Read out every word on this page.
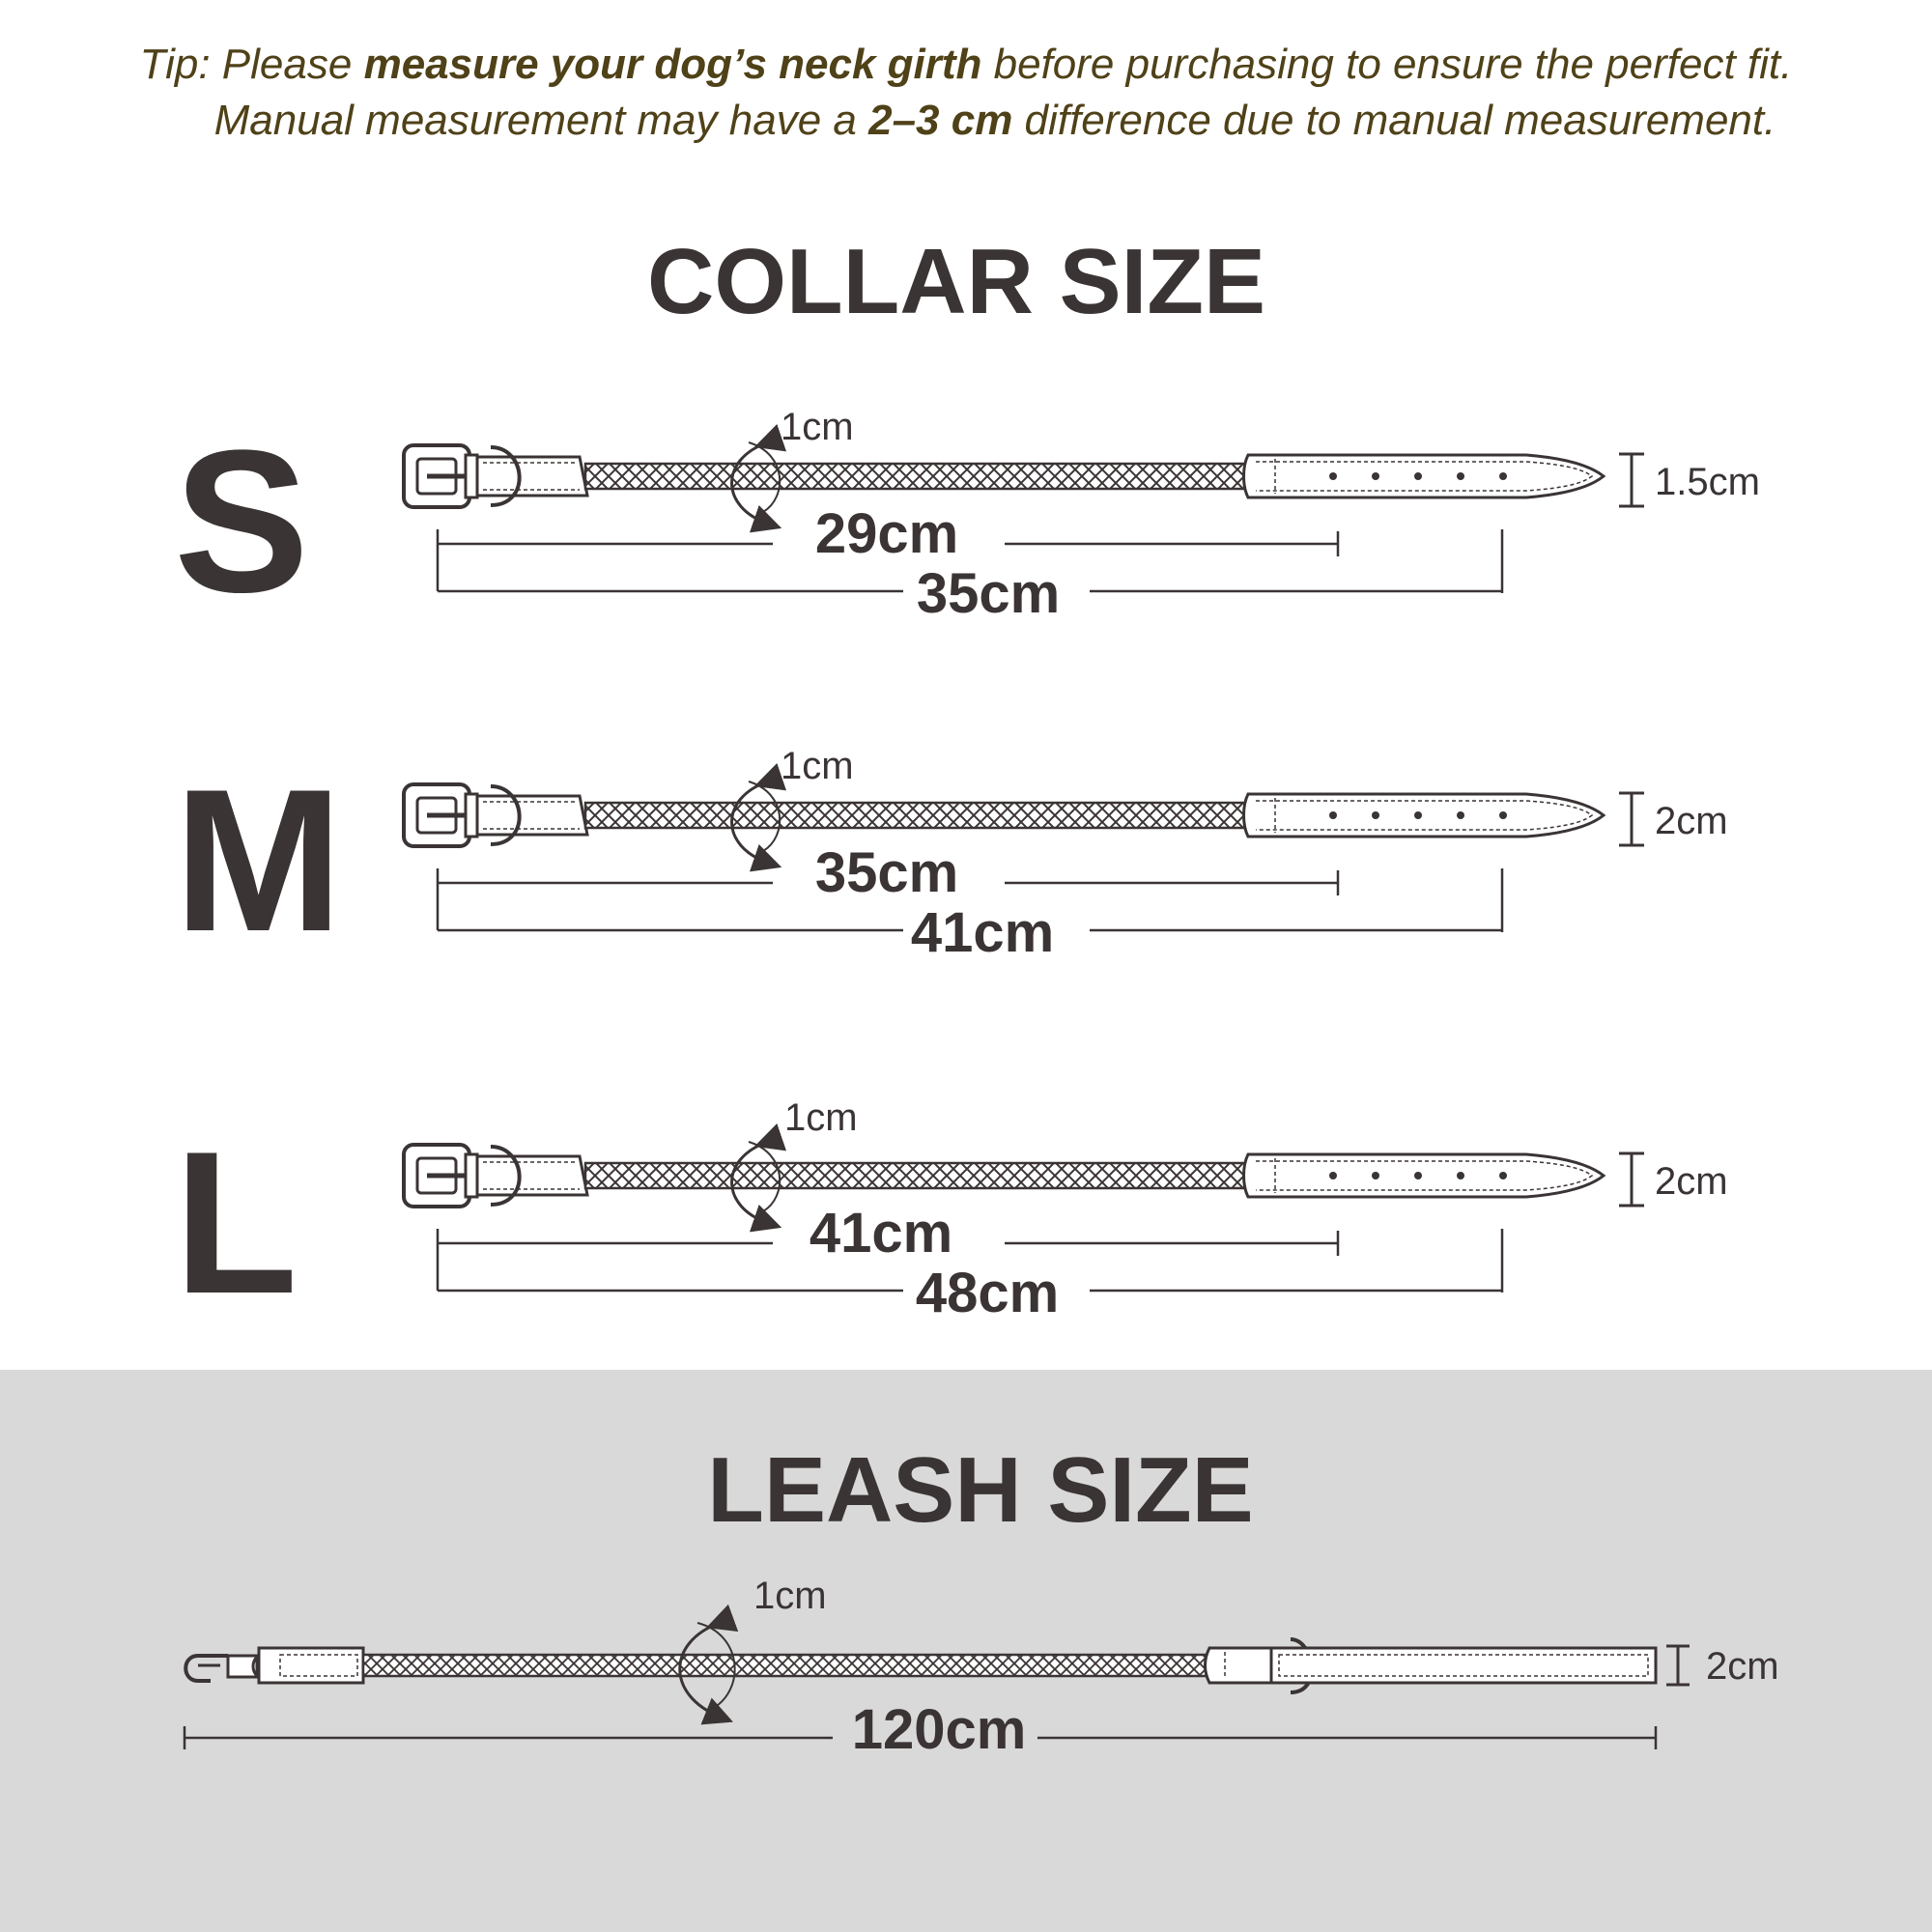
Tip: Please measure your dog’s neck girth before purchasing to ensure the perfect fit.
Manual measurement may have a 2–3 cm difference due to manual measurement.
COLLAR SIZE
LEASH SIZE
S	1cm
29cm
35cm
1.5cm
M	1cm
35cm
41cm
2cm
L	1cm
41cm
48cm
2cm
1cm
120cm
2cm
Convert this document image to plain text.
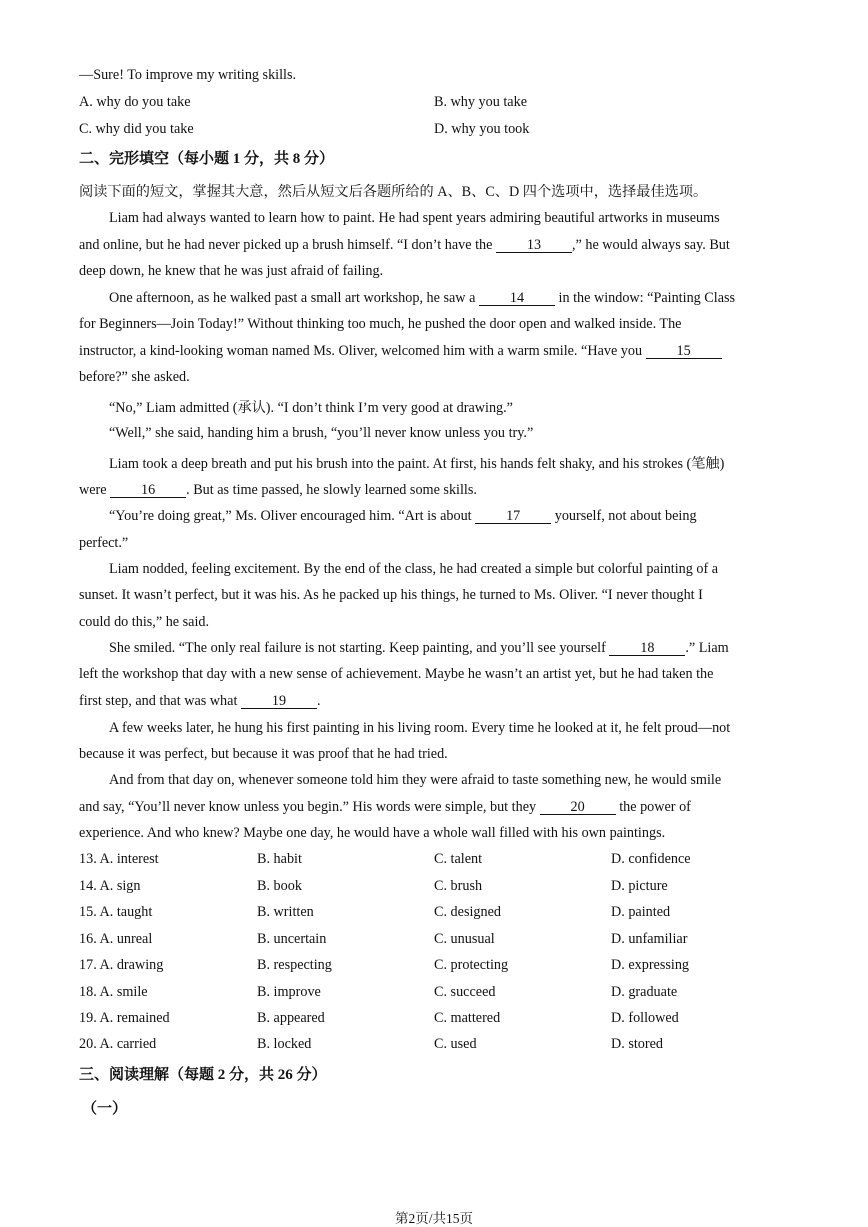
—Sure! To improve my writing skills.
A. why do you take	B. why you take
C. why did you take	D. why you took
二、完形填空（每小题 1 分，共 8 分）
阅读下面的短文，掌握其大意，然后从短文后各题所给的 A、B、C、D 四个选项中，选择最佳选项。
Liam had always wanted to learn how to paint. He had spent years admiring beautiful artworks in museums
and online, but he had never picked up a brush himself. “I don’t have the 13 ,” he would always say. But
deep down, he knew that he was just afraid of failing.
One afternoon, as he walked past a small art workshop, he saw a 14 in the window: “Painting Class
for Beginners—Join Today!” Without thinking too much, he pushed the door open and walked inside. The
instructor, a kind-looking woman named Ms. Oliver, welcomed him with a warm smile. “Have you 15
before?” she asked.
“No,” Liam admitted (承认). “I don’t think I’m very good at drawing.”
“Well,” she said, handing him a brush, “you’ll never know unless you try.”
Liam took a deep breath and put his brush into the paint. At first, his hands felt shaky, and his strokes (笔触)
were 16 . But as time passed, he slowly learned some skills.
“You’re doing great,” Ms. Oliver encouraged him. “Art is about 17 yourself, not about being
perfect.”
Liam nodded, feeling excitement. By the end of the class, he had created a simple but colorful painting of a
sunset. It wasn’t perfect, but it was his. As he packed up his things, he turned to Ms. Oliver. “I never thought I
could do this,” he said.
She smiled. “The only real failure is not starting. Keep painting, and you’ll see yourself 18 .” Liam
left the workshop that day with a new sense of achievement. Maybe he wasn’t an artist yet, but he had taken the
first step, and that was what 19 .
A few weeks later, he hung his first painting in his living room. Every time he looked at it, he felt proud—not
because it was perfect, but because it was proof that he had tried.
And from that day on, whenever someone told him they were afraid to taste something new, he would smile
and say, “You’ll never know unless you begin.” His words were simple, but they 20 the power of
experience. And who knew? Maybe one day, he would have a whole wall filled with his own paintings.
13. A. interest	B. habit	C. talent	D. confidence
14. A. sign	B. book	C. brush	D. picture
15. A. taught	B. written	C. designed	D. painted
16. A. unreal	B. uncertain	C. unusual	D. unfamiliar
17. A. drawing	B. respecting	C. protecting	D. expressing
18. A. smile	B. improve	C. succeed	D. graduate
19. A. remained	B. appeared	C. mattered	D. followed
20. A. carried	B. locked	C. used	D. stored
三、阅读理解（每题 2 分，共 26 分）
（一）
第2页/共15页
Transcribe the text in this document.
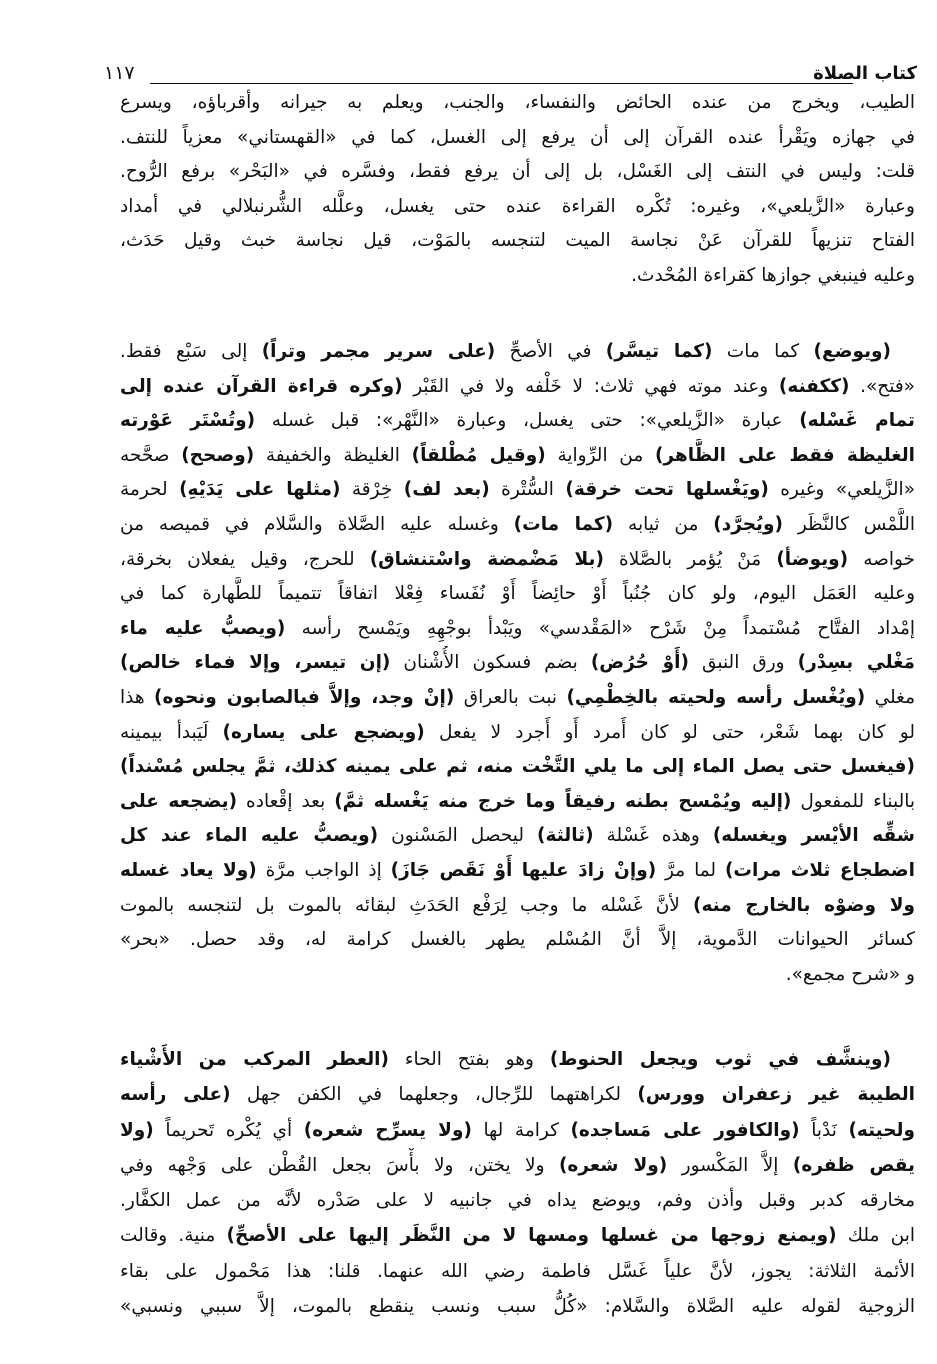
كتاب الصلاة
١١٧
الطيب، ويخرج من عنده الحائض والنفساء، والجنب، ويعلم به جيرانه وأقرباؤه، ويسرع
في جهازه ويَقْرأ عنده القرآن إلى أن يرفع إلى الغسل، كما في «القهستاني» معزياً للنتف.
قلت: وليس في النتف إلى الغَسْل، بل إلى أن يرفع فقط، وفسَّره في «البَحْر» برفع الرُّوح.
وعبارة «الزَّيلعي»، وغيره: تُكْره القراءة عنده حتى يغسل، وعلَّله الشُّرنبلالي في أمداد
الفتاح تنزيهاً للقرآن عَنْ نجاسة الميت لتنجسه بالمَوْت، قيل نجاسة خبث وقيل حَدَث،
وعليه فينبغي جوازها كقراءة المُحْدث.
(ويوضع) كما مات (كما تيسَّر) في الأصحِّ (على سرير مجمر وتراً) إلى سَبْع فقط.
«فتح». (ككفنه) وعند موته فهي ثلاث: لا خَلْفه ولا في القَبْر (وكره قراءة القرآن عنده إلى
تمام غَسْله) عبارة «الزَّيلعي»: حتى يغسل، وعبارة «النَّهْر»: قبل غسله (وتُسْتَر عَوْرته
الغليظة فقط على الظَّاهر) من الرِّواية (وقيل مُطْلقاً) الغليظة والخفيفة (وصحح) صحَّحه
«الزَّيلعي» وغيره (ويَغْسلها تحت خرقة) السُّتْرة (بعد لف) خِرْقة (مثلها على يَدَيْهِ) لحرمة
اللَّمْس كالنَّظَر (ويُجرَّد) من ثيابه (كما مات) وغسله عليه الصَّلاة والسَّلام في قميصه من
خواصه (ويوضأ) مَنْ يُؤمر بالصَّلاة (بلا مَضْمضة واسْتنشاق) للحرج، وقيل يفعلان بخرقة،
وعليه العَمَل اليوم، ولو كان جُنُباً أَوْ حائِضاً أَوْ نُفَساء فِعْلا اتفاقاً تتميماً للطَّهارة كما في
إمْداد الفتَّاح مُسْتمداً مِنْ شَرْح «المَقْدسي» ويَبْدأ بوجْهِهِ ويَمْسح رأسه (ويصبُّ عليه ماء
مَغْلي بسِدْر) ورق النبق (أَوْ حُرُض) بضم فسكون الأُشْنان (إن تيسر، وإلا فماء خالص)
مغلي (ويُغْسل رأسه ولحيته بالخِطْمِي) نبت بالعراق (إنْ وجد، وإلاَّ فبالصابون ونحوه) هذا
لو كان بهما شَعْر، حتى لو كان أَمرد أَو أَجرد لا يفعل (ويضجع على يساره) لَيَبدأ بيمينه
(فيغسل حتى يصل الماء إلى ما يلي التَّخْت منه، ثم على يمينه كذلك، ثمَّ يجلس مُسْنداً)
بالبناء للمفعول (إليه ويُمْسح بطنه رفيقاً وما خرج منه يَغْسله ثمَّ) بعد إقْعاده (يضجعه على
شقِّه الأيْسر ويغسله) وهذه غَسْلة (ثالثة) ليحصل المَسْنون (ويصبُّ عليه الماء عند كل
اضطجاع ثلاث مرات) لما مرَّ (وإنْ زادَ عليها أَوْ نَقَص جَازَ) إذ الواجب مرَّة (ولا يعاد غسله
ولا وضوْه بالخارج منه) لأنَّ غَسْله ما وجب لِرَفْع الحَدَثِ لبقائه بالموت بل لتنجسه بالموت
كسائر الحيوانات الدَّموية، إلاَّ أنَّ المُسْلم يطهر بالغسل كرامة له، وقد حصل. «بحر»
و «شرح مجمع».
(وينشَّف في ثوب ويجعل الحنوط) وهو بفتح الحاء (العطر المركب من الأَشْياء
الطيبة غير زعفران وورس) لكراهتهما للرِّجال، وجعلهما في الكفن جهل (على رأسه
ولحيته) نَدْباً (والكافور على مَساجده) كرامة لها (ولا يسرِّح شعره) أي يُكْره تَحريماً (ولا
يقص ظفره) إلاَّ المَكْسور (ولا شعره) ولا يختن، ولا بأْسَ بجعل القُطْن على وَجْهه وفي
مخارقه كدبر وقبل وأذن وفم، ويوضع يداه في جانبيه لا على صَدْره لأنَّه من عمل الكفَّار.
ابن ملك (ويمنع زوجها من غسلها ومسها لا من النَّظَر إليها على الأصحِّ) منية. وقالت
الأئمة الثلاثة: يجوز، لأنَّ علياً غَسَّل فاطمة رضي الله عنهما. قلنا: هذا مَحْمول على بقاء
الزوجية لقوله عليه الصَّلاة والسَّلام: «كُلُّ سبب ونسب ينقطع بالموت، إلاَّ سببي ونسبي»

** WHAT TO WORK ON **
Filter the records above for lines containing the word "ويوضع", and copy those lines.

** ANSWER TO THE EXERCISE **
(ويوضع) كما مات (كما تيسَّر) في الأصحِّ (على سرير مجمر وتراً) إلى سَبْع فقط.
مخارقه كدبر وقبل وأذن وفم، ويوضع يداه في جانبيه لا على صَدْره لأنَّه من عمل الكفَّار.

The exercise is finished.